-------- Excerpted data

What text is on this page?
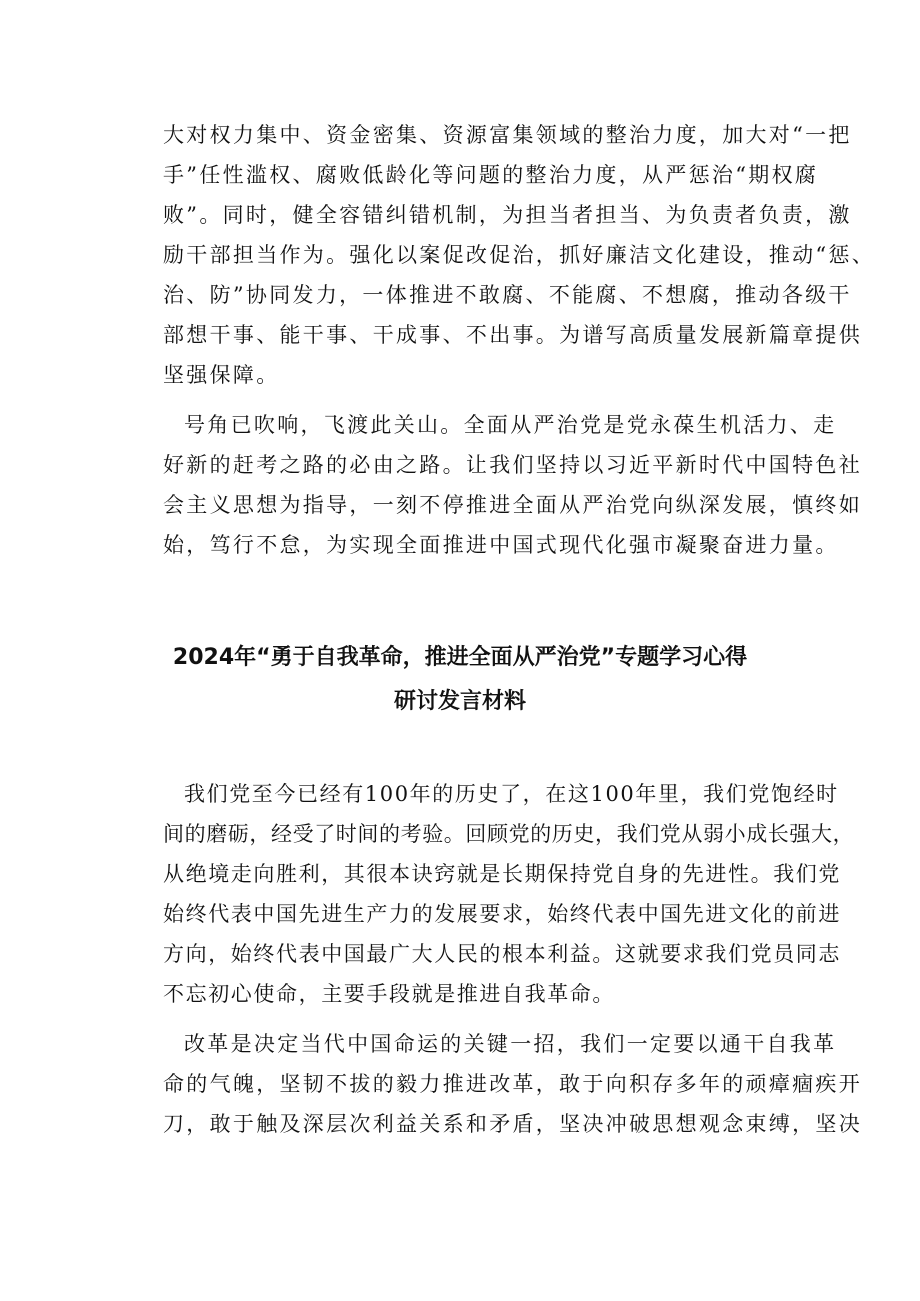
大对权力集中、资金密集、资源富集领域的整治力度，加大对“一把
手”任性滥权、腐败低龄化等问题的整治力度，从严惩治“期权腐
败”。同时，健全容错纠错机制，为担当者担当、为负责者负责，激
励干部担当作为。强化以案促改促治，抓好廉洁文化建设，推动“惩、
治、防”协同发力，一体推进不敢腐、不能腐、不想腐，推动各级干
部想干事、能干事、干成事、不出事。为谱写高质量发展新篇章提供
坚强保障。
号角已吹响，飞渡此关山。全面从严治党是党永葆生机活力、走
好新的赶考之路的必由之路。让我们坚持以习近平新时代中国特色社
会主义思想为指导，一刻不停推进全面从严治党向纵深发展，慎终如
始，笃行不怠，为实现全面推进中国式现代化强市凝聚奋进力量。
2024年“勇于自我革命，推进全面从严治党”专题学习心得
研讨发言材料
我们党至今已经有100年的历史了，在这100年里，我们党饱经时
间的磨砺，经受了时间的考验。回顾党的历史，我们党从弱小成长强大，
从绝境走向胜利，其很本诀窍就是长期保持党自身的先进性。我们党
始终代表中国先进生产力的发展要求，始终代表中国先进文化的前进
方向，始终代表中国最广大人民的根本利益。这就要求我们党员同志
不忘初心使命，主要手段就是推进自我革命。
改革是决定当代中国命运的关键一招，我们一定要以通干自我革
命的气魄，坚韧不拔的毅力推进改革，敢于向积存多年的顽瘴痼疾开
刀，敢于触及深层次利益关系和矛盾，坚决冲破思想观念束缚，坚决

----------------

• [Given exercise]:
Reproduce the whole listing above word for word, but not its pictures.

• [Completed task]:
What text is on this page?
大对权力集中、资金密集、资源富集领域的整治力度，加大对“一把
手”任性滥权、腐败低龄化等问题的整治力度，从严惩治“期权腐
败”。同时，健全容错纠错机制，为担当者担当、为负责者负责，激
励干部担当作为。强化以案促改促治，抓好廉洁文化建设，推动“惩、
治、防”协同发力，一体推进不敢腐、不能腐、不想腐，推动各级干
部想干事、能干事、干成事、不出事。为谱写高质量发展新篇章提供
坚强保障。
号角已吹响，飞渡此关山。全面从严治党是党永葆生机活力、走
好新的赶考之路的必由之路。让我们坚持以习近平新时代中国特色社
会主义思想为指导，一刻不停推进全面从严治党向纵深发展，慎终如
始，笃行不怠，为实现全面推进中国式现代化强市凝聚奋进力量。
2024年“勇于自我革命，推进全面从严治党”专题学习心得
研讨发言材料
我们党至今已经有100年的历史了，在这100年里，我们党饱经时
间的磨砺，经受了时间的考验。回顾党的历史，我们党从弱小成长强大，
从绝境走向胜利，其很本诀窍就是长期保持党自身的先进性。我们党
始终代表中国先进生产力的发展要求，始终代表中国先进文化的前进
方向，始终代表中国最广大人民的根本利益。这就要求我们党员同志
不忘初心使命，主要手段就是推进自我革命。
改革是决定当代中国命运的关键一招，我们一定要以通干自我革
命的气魄，坚韧不拔的毅力推进改革，敢于向积存多年的顽瘴痼疾开
刀，敢于触及深层次利益关系和矛盾，坚决冲破思想观念束缚，坚决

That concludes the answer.